_Exercise objective:_
Identify the lines that contain the word "this", then copy them.

_Dataset:_
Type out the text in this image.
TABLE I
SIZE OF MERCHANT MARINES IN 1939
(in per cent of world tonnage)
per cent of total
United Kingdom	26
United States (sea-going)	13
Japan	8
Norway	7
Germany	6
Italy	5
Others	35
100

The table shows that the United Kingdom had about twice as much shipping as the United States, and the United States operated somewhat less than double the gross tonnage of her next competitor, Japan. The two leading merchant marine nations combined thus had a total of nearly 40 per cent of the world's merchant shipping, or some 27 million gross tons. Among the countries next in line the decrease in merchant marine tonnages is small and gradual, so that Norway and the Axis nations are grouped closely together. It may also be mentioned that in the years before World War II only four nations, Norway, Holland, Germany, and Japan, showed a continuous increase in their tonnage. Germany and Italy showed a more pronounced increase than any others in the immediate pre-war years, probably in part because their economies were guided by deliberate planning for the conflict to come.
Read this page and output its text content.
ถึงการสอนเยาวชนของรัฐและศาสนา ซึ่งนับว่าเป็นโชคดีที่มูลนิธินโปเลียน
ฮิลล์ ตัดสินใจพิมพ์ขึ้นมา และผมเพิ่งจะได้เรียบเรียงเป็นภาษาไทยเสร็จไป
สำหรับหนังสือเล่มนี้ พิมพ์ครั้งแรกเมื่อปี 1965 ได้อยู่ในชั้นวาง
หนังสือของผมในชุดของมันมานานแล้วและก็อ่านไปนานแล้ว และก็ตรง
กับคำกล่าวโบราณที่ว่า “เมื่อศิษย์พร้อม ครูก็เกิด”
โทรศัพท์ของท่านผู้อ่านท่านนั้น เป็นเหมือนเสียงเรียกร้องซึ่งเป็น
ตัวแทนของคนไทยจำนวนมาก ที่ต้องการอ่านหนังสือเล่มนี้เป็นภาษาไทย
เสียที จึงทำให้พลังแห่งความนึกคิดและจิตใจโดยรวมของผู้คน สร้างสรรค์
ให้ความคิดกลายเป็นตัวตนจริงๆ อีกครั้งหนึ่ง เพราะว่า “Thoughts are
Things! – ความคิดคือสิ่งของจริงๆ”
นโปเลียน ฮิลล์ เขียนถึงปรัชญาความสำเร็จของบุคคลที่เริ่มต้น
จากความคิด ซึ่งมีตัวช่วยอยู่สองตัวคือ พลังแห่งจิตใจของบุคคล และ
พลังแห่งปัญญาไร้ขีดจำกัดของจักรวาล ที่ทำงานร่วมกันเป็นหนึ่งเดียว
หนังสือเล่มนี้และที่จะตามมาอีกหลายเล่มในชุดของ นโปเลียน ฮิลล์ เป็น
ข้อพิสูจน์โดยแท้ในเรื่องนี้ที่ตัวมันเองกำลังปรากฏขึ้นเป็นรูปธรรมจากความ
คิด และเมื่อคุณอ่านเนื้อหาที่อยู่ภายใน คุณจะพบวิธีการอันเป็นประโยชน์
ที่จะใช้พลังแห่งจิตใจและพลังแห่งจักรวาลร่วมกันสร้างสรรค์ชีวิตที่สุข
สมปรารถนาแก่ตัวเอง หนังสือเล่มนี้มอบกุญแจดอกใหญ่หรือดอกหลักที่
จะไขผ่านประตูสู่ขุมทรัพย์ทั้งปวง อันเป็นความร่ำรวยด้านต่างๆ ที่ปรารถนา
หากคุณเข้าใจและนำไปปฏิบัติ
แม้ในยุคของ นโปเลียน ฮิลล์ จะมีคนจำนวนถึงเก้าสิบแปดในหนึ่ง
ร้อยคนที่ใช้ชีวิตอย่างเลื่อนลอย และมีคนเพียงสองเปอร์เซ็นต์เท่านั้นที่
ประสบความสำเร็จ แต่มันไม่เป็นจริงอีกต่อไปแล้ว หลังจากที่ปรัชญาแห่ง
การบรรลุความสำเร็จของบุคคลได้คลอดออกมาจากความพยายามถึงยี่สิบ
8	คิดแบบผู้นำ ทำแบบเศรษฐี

_Solution below:_
Type out the text in this image.
Read this page and output its text content.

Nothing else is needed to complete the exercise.